* Begin Excerpt provided *

In the winter you should try the quintessential Roman vegetable, Carciofo ( artichoke). It comes served either alla romana, stuffed with garlic and mint and stewed or alla giudea flattened and deep-fried in olive oil. Another glorious side dish is the courgette blossom, batter fried stuffed with mozzarella and a sliver of marinated anchovy. A popular fish dish, not to be missed,  is Baccalà, salt cod eaten Jewish style, deep-fried.

The Roman pizza differs from the Napoletanean version. It comes with a thin crust and is usually baked (cotta a legna) in a wood-burning oven. All over Rome you can find places that serve pizza by the slice and sold by weight, (pizza al taglio).

Lunch times are usually between 12.30 to 3PM and dinner is served between 8PM and 11PM although in the summer the restaurants open even later.

* End Excerpt provided *
* Begin Provided material *

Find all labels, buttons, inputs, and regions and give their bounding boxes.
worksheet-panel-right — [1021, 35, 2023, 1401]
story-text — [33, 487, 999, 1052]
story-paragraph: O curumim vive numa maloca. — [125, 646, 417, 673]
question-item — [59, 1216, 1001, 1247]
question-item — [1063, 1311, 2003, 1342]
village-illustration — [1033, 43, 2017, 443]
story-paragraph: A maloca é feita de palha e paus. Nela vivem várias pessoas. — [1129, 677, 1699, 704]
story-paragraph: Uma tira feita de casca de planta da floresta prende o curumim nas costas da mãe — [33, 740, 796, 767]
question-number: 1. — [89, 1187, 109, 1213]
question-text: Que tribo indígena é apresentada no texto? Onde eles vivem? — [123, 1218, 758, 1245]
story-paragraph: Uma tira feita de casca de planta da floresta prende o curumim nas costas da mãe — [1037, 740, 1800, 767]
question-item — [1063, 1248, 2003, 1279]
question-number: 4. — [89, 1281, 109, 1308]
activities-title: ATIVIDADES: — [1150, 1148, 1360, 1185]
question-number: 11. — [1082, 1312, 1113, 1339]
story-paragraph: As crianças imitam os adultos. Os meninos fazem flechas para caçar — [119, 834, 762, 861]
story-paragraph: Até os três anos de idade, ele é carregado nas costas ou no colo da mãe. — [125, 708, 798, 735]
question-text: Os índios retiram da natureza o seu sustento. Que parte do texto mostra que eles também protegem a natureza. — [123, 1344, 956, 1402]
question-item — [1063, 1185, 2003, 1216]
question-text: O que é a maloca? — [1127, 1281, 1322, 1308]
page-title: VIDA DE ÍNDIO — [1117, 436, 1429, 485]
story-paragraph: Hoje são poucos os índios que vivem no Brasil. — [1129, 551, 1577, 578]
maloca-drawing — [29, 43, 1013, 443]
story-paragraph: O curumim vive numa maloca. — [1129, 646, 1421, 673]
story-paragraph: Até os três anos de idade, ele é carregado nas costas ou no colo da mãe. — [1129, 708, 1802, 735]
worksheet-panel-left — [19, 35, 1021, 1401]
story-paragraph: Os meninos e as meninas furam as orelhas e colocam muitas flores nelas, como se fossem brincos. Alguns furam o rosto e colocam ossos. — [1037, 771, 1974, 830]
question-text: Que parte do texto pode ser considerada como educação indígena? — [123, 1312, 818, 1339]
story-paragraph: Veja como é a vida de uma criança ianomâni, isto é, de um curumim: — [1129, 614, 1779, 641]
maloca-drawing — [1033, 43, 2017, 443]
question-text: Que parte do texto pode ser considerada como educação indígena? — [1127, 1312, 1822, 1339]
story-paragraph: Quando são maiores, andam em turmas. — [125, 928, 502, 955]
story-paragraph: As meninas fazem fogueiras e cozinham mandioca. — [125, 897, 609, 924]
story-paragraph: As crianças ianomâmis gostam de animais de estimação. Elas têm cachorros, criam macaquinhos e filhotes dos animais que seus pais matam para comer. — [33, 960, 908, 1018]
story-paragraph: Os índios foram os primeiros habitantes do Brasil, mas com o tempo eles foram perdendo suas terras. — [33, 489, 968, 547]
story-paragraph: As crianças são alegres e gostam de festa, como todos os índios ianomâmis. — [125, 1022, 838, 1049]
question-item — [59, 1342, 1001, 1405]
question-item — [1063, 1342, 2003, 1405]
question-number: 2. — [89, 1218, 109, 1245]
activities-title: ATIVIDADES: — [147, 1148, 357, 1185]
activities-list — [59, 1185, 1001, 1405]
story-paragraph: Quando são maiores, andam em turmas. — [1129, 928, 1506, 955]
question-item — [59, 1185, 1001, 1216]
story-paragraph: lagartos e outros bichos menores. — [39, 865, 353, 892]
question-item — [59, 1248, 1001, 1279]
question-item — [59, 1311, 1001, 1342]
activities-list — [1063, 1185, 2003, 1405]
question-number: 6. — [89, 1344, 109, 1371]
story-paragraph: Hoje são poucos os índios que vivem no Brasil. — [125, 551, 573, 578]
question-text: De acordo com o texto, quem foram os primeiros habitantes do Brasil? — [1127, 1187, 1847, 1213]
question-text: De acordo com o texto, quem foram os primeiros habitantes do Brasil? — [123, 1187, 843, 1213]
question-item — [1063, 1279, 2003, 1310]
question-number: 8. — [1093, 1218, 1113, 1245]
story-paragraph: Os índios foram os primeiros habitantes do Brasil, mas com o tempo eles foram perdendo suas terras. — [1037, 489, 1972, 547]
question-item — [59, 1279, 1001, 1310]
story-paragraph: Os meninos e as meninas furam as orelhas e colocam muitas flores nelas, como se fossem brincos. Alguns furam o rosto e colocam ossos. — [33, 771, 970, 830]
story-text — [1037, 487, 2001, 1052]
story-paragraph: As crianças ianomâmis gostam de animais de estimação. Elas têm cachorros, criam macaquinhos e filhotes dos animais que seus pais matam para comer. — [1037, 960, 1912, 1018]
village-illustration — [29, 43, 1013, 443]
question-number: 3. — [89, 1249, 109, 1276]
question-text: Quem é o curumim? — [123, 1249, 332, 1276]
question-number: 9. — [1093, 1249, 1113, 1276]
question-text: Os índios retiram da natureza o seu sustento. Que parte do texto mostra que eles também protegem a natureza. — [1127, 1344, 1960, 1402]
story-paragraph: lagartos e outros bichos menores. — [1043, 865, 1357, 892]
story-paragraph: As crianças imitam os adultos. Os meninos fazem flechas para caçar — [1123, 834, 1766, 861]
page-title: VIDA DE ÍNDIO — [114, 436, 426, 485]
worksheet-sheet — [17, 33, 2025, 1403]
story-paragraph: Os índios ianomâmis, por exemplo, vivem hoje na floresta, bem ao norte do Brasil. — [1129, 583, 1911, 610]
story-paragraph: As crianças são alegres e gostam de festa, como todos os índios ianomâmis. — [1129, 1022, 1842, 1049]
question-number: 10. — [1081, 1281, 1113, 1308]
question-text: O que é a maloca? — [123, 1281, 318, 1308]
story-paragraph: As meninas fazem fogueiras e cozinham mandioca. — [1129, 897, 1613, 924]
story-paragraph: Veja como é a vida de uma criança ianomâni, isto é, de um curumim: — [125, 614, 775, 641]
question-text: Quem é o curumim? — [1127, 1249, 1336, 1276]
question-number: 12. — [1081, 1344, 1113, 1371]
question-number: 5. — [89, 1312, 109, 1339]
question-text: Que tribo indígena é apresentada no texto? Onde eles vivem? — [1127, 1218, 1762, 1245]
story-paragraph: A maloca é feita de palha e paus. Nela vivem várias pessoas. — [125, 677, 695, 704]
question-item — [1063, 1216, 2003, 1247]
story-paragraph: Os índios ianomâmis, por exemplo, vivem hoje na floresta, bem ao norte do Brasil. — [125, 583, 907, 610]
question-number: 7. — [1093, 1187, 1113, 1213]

* End Provided material *

Problems and tasks ::
**A)** Change "crust" to "base" in the text on Roman food, and give the passage between "The Roman pizza" and "open even later.", inclusive.
**B)** Go on with the text on Roman food from the point at which it stops.
The listing above is separate material, apart from the text on Roman food.

Responses for each task ::
**A)**
The Roman pizza differs from the Napoletanean version. It comes with a thin base and is usually baked (cotta a legna) in a wood-burning oven. All over Rome you can find places that serve pizza by the slice and sold by weight, (pizza al taglio).

Lunch times are usually between 12.30 to 3PM and dinner is served between 8PM and 11PM although in the summer the restaurants open even later.

**B)**
No Roman meal would be complete without wine. Wines have been made for several thousand years in the Lazio hills. The ancients toasted with Cecubo and Falernum, wines produced in the Latium hills referred to today as the wines of Castelli. The ample sun combined with the volcanic earth rich in potassium, are well suited to produce white wines based on various types of Malvasia and Trebbiano grapes. The wines of Rome, especially Frascati, where you can sample the local s in many of the towns cantine, and also Marino, are traditionally abbocato, soft and not too sweet, pleasantly fleshy and fruity. Wonderful, easy, everyday wines not designed to travel far or to last long. Other wines are Colli Albani, Colli Lanuvini, Velletri and Montecompatri Colonna.

The reds of Lazio vary in composition. Aprilia supplies quantities of Merlot and Sangiovese.

The reds of Cerveteri, Cori and Velletri are based on Montepulciano and Sangiovese.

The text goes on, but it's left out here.